** START OF DATA EXCERPTS **

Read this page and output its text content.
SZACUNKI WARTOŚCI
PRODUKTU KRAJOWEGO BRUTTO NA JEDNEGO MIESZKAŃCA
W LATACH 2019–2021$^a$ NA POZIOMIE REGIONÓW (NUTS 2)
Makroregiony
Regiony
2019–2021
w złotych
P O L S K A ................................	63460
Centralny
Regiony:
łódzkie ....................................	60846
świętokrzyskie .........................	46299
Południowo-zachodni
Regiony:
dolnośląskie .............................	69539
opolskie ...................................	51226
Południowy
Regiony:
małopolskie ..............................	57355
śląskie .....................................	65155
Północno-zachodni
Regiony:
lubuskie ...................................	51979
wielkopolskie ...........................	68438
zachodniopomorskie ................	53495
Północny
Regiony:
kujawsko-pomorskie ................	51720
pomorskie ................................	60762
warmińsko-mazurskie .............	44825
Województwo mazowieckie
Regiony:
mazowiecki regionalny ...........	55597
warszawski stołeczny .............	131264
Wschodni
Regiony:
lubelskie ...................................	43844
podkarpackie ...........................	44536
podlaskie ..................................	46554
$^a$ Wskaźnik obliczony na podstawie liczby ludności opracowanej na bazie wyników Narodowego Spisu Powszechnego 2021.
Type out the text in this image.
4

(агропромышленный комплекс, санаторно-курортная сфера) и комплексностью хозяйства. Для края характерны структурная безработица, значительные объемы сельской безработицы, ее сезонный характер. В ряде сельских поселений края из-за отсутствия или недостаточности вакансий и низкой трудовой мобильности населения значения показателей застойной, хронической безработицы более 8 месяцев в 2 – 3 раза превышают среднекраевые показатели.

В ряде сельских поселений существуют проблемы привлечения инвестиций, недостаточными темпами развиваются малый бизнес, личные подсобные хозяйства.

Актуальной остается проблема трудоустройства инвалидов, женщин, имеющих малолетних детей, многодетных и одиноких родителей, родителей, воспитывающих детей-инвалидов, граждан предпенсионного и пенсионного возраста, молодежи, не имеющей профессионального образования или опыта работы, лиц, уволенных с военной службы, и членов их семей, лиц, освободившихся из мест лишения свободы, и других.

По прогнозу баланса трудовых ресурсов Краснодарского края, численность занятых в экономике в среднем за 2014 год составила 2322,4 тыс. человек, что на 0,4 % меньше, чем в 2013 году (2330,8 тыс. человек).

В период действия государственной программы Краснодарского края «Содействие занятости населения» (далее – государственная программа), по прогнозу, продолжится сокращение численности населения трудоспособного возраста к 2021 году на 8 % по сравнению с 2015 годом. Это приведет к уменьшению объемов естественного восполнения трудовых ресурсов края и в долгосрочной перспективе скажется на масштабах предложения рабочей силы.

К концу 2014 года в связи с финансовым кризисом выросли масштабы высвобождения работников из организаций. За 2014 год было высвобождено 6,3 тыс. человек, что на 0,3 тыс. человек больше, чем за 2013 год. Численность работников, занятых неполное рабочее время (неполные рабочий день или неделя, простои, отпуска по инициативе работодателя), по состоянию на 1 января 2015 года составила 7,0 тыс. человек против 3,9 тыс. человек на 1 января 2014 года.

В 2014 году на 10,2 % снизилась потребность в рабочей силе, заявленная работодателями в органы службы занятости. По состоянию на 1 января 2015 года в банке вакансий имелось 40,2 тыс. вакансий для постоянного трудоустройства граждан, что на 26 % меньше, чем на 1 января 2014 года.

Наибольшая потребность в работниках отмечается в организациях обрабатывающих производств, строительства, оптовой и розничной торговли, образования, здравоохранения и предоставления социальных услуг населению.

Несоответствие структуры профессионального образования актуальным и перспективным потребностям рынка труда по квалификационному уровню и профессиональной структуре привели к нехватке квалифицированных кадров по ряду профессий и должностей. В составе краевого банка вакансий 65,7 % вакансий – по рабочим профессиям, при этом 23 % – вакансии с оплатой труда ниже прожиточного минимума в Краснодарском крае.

** END OF DATA EXCERPTS **

*THE REQUEST*. Tell how many lines hold the string "поселений", giving the number and nothing else.

*SOLUTION TO THIS TASK*. 2